* [WHAT THE TASK ASKS] Examine the records and identify each line that includes the string "name". Copy those lines.

* [Figure content listings]

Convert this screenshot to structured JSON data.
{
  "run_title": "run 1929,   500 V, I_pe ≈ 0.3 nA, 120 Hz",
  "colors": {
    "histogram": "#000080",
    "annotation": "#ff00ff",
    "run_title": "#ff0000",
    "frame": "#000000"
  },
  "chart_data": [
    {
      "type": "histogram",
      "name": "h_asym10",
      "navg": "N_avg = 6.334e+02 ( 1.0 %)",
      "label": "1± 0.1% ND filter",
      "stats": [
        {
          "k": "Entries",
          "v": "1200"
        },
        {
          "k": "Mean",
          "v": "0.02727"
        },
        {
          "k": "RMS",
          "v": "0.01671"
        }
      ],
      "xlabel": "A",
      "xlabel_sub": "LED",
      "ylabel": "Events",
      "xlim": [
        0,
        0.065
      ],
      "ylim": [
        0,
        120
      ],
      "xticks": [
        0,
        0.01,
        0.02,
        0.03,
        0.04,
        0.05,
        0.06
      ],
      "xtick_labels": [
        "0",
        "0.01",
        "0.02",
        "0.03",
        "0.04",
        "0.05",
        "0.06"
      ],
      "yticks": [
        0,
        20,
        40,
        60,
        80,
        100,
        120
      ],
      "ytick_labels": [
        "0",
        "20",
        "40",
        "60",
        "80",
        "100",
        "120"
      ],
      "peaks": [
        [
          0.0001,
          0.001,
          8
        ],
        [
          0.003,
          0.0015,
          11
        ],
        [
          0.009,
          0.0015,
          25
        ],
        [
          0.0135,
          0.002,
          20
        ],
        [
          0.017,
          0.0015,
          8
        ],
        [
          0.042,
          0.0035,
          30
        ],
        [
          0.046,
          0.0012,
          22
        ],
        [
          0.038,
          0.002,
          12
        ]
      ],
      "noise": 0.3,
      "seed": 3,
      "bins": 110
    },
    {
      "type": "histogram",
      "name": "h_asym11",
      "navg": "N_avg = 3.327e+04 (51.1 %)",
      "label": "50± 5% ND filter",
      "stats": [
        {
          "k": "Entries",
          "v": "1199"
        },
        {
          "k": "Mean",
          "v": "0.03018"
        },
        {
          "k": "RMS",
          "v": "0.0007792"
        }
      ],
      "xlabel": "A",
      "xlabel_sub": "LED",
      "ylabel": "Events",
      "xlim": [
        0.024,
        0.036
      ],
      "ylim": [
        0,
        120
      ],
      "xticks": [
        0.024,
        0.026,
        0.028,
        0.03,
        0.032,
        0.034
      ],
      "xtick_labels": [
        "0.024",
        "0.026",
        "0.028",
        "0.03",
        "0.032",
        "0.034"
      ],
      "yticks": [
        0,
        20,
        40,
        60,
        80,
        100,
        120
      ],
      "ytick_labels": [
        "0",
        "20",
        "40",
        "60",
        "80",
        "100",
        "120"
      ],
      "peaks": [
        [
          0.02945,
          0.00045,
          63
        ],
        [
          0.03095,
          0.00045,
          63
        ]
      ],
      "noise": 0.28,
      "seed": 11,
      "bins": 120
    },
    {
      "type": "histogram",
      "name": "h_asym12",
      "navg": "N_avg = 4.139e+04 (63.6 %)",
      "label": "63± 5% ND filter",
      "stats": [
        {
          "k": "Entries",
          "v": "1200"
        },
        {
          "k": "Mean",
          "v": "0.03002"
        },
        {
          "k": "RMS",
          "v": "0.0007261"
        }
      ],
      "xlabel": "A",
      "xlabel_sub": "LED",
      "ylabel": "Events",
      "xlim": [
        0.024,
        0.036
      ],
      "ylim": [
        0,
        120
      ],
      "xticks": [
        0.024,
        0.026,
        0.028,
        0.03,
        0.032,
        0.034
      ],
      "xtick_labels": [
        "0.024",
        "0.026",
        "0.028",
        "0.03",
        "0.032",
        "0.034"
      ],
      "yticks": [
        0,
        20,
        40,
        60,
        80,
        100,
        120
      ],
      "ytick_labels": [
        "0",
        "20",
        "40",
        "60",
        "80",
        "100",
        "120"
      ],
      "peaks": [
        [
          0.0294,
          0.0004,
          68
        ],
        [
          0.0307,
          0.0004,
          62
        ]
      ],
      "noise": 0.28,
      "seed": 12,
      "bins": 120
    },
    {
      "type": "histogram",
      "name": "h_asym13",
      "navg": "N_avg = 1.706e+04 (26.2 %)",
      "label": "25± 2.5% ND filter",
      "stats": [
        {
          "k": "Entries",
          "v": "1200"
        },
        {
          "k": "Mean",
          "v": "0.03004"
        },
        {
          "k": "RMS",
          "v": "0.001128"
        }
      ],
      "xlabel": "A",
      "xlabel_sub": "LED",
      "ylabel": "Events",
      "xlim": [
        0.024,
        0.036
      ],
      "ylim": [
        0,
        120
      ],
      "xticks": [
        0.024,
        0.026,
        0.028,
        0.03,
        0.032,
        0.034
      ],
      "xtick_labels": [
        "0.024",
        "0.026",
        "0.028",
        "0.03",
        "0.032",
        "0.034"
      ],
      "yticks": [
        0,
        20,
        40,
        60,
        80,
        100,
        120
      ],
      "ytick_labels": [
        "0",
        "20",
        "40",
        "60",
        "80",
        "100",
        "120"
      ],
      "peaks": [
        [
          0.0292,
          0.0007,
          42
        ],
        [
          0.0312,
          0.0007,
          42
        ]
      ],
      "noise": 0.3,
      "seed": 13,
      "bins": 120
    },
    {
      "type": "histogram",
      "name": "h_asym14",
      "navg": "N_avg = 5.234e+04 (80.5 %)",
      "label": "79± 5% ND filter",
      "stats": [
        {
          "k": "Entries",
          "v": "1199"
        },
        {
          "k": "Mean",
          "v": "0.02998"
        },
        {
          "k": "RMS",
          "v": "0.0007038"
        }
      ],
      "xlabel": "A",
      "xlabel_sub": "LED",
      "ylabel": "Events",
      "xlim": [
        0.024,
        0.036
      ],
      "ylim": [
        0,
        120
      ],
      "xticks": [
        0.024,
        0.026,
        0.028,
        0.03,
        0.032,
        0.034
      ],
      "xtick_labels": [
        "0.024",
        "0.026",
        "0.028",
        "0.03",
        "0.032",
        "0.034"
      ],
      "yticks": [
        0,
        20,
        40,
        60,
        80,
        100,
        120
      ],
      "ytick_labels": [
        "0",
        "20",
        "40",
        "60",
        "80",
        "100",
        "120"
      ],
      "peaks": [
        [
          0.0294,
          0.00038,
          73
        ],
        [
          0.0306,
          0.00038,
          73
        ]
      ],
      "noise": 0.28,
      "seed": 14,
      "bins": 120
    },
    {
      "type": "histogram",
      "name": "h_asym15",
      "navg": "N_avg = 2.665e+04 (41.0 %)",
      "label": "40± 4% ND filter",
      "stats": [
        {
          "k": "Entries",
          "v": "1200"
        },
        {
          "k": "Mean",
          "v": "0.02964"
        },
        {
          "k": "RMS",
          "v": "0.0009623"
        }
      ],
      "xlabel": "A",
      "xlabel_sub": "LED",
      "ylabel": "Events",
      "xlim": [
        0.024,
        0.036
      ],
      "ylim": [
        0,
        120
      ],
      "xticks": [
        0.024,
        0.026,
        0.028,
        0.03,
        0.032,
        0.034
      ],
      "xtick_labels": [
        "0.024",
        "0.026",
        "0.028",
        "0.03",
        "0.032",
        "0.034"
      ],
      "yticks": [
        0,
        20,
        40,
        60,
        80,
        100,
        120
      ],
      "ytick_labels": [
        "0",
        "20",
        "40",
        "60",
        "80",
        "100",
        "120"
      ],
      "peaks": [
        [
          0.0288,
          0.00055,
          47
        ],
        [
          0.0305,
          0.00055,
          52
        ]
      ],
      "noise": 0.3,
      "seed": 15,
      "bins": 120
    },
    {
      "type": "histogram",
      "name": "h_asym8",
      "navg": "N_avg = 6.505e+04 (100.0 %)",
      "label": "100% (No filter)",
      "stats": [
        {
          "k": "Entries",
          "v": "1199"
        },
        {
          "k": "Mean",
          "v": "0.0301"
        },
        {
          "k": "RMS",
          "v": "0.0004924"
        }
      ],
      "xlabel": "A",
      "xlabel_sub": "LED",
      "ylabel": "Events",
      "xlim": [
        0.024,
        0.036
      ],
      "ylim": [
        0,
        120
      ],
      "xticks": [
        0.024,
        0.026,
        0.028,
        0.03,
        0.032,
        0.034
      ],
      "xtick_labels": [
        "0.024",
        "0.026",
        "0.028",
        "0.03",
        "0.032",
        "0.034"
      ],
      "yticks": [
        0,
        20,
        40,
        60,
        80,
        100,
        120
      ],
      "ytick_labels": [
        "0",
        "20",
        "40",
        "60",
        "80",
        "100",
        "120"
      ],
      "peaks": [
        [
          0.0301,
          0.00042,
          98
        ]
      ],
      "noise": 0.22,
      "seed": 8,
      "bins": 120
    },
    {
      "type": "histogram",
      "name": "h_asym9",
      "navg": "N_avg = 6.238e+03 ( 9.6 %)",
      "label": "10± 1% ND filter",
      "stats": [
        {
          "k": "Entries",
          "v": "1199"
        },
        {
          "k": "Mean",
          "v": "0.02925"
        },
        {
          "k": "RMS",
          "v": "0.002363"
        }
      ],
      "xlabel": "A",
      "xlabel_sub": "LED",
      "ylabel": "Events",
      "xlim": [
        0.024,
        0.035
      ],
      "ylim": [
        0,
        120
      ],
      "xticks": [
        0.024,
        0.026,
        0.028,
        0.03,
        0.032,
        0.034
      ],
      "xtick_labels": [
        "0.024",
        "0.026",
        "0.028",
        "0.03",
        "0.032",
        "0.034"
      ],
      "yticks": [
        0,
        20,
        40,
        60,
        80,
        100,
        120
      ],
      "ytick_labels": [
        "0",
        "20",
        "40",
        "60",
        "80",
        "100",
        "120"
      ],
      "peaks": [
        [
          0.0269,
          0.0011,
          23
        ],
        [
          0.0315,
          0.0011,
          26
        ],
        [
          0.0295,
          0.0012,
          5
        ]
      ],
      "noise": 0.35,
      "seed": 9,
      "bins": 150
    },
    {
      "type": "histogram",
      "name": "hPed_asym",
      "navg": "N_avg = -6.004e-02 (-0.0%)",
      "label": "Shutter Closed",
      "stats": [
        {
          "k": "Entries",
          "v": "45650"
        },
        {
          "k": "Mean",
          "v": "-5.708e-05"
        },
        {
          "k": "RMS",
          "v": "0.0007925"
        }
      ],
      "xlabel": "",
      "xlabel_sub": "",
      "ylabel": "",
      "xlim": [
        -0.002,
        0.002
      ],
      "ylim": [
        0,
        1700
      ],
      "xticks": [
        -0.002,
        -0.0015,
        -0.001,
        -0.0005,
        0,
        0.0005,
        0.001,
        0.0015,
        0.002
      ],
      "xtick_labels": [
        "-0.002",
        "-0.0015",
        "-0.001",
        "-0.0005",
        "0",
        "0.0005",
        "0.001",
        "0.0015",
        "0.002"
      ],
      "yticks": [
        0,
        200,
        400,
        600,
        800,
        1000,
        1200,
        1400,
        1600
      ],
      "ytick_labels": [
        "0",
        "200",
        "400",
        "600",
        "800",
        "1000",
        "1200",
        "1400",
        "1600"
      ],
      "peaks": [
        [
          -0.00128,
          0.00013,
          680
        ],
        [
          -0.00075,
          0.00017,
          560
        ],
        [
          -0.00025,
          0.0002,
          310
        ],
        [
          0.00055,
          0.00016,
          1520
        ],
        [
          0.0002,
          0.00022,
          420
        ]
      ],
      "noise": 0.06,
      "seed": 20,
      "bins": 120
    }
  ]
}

* [RESPONSE FOR THIS EXERCISE]
      "name": "h_asym10",
      "name": "h_asym11",
      "name": "h_asym12",
      "name": "h_asym13",
      "name": "h_asym14",
      "name": "h_asym15",
      "name": "h_asym8",
      "name": "h_asym9",
      "name": "hPed_asym",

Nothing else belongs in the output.